• [Written task] Count every line that has the word "Demo" in it; give no more than the number.

== Dataset content

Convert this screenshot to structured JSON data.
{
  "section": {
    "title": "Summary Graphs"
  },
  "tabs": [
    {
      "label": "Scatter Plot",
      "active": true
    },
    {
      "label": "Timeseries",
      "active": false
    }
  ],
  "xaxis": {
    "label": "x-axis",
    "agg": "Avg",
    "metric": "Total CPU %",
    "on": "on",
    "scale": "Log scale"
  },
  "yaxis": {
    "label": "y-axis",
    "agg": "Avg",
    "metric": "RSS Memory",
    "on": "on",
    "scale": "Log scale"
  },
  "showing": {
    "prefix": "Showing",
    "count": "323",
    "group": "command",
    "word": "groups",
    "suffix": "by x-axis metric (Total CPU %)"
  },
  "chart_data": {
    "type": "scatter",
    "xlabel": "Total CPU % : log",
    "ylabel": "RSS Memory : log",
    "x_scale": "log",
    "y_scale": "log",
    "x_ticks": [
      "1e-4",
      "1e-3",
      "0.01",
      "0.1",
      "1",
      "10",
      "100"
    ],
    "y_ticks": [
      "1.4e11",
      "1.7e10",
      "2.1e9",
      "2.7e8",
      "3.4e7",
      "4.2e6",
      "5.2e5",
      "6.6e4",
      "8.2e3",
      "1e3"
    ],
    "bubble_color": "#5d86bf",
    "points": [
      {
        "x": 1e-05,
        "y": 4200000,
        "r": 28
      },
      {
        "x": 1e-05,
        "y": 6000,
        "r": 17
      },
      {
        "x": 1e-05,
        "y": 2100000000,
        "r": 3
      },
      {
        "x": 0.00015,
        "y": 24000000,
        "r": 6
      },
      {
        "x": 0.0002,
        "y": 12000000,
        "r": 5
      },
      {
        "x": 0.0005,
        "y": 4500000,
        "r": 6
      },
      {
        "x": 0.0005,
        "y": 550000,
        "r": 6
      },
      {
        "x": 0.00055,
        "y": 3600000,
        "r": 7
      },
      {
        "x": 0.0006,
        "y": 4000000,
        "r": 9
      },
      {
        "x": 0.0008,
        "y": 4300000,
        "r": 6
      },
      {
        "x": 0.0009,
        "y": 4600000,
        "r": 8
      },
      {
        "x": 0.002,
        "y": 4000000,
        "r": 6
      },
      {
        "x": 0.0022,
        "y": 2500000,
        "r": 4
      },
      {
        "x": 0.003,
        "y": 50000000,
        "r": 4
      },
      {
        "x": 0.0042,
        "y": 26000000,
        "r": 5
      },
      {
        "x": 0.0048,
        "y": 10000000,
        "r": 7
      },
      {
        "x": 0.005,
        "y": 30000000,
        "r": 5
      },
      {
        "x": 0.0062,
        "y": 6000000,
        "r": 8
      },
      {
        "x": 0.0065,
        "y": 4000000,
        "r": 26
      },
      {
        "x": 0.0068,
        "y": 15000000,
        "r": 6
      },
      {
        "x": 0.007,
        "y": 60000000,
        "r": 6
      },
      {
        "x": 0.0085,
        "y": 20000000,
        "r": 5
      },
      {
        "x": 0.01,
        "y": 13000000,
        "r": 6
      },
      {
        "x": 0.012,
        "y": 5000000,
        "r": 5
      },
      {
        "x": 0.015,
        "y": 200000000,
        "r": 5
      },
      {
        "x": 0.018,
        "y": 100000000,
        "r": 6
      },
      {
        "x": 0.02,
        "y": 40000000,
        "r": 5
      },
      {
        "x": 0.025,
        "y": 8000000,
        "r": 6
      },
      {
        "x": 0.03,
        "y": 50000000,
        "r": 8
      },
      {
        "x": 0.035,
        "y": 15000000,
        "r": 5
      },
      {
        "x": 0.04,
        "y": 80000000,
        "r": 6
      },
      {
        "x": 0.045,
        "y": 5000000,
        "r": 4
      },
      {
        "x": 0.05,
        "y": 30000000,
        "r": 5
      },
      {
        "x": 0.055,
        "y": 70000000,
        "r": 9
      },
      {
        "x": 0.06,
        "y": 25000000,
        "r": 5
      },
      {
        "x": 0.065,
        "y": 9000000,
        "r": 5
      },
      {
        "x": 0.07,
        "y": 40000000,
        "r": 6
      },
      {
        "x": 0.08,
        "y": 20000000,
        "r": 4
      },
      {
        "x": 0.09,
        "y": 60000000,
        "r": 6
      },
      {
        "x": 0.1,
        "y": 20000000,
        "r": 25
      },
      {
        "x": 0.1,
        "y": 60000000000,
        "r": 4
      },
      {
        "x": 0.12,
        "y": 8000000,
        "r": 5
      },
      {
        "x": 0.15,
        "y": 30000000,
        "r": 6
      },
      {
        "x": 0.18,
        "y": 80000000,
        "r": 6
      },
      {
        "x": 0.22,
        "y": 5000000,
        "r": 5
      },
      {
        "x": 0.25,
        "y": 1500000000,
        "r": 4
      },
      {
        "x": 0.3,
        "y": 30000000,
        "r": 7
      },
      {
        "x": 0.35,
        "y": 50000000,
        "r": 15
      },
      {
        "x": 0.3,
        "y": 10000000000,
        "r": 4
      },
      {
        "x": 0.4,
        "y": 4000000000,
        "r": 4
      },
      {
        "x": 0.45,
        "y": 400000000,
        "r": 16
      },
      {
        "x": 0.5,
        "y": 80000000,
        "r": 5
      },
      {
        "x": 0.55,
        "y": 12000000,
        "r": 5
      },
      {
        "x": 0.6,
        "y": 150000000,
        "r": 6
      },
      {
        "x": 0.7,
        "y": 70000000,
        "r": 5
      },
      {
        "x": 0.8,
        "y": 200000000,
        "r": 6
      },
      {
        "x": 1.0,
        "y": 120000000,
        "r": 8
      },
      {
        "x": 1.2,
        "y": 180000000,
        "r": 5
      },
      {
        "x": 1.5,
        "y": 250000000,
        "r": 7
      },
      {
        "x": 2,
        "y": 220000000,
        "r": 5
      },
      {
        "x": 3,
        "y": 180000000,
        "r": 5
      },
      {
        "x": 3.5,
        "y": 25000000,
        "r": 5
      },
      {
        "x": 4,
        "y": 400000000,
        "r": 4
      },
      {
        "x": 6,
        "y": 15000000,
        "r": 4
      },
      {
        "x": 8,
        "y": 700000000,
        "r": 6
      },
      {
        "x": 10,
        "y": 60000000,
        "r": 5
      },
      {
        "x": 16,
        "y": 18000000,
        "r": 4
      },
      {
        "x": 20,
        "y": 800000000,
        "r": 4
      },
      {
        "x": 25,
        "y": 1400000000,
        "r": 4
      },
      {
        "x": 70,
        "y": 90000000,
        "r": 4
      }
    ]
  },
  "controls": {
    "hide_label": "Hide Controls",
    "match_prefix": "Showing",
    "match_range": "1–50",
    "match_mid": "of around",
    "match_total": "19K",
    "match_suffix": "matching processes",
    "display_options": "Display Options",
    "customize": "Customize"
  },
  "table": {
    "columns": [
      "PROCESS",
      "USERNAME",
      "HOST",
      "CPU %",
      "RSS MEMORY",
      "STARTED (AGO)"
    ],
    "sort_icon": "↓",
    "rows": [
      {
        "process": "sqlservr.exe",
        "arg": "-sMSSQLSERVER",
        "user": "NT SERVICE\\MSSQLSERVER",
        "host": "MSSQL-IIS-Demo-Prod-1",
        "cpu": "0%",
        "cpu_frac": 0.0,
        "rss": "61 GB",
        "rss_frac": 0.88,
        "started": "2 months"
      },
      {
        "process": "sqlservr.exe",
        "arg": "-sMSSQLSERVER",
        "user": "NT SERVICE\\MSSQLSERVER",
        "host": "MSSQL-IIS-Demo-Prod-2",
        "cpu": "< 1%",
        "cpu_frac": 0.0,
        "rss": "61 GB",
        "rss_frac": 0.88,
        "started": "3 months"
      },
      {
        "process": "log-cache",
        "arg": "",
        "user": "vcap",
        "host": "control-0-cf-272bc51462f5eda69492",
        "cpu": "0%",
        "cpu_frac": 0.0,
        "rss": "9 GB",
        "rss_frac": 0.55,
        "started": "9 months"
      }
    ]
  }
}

====

• [Answer to the problem] 2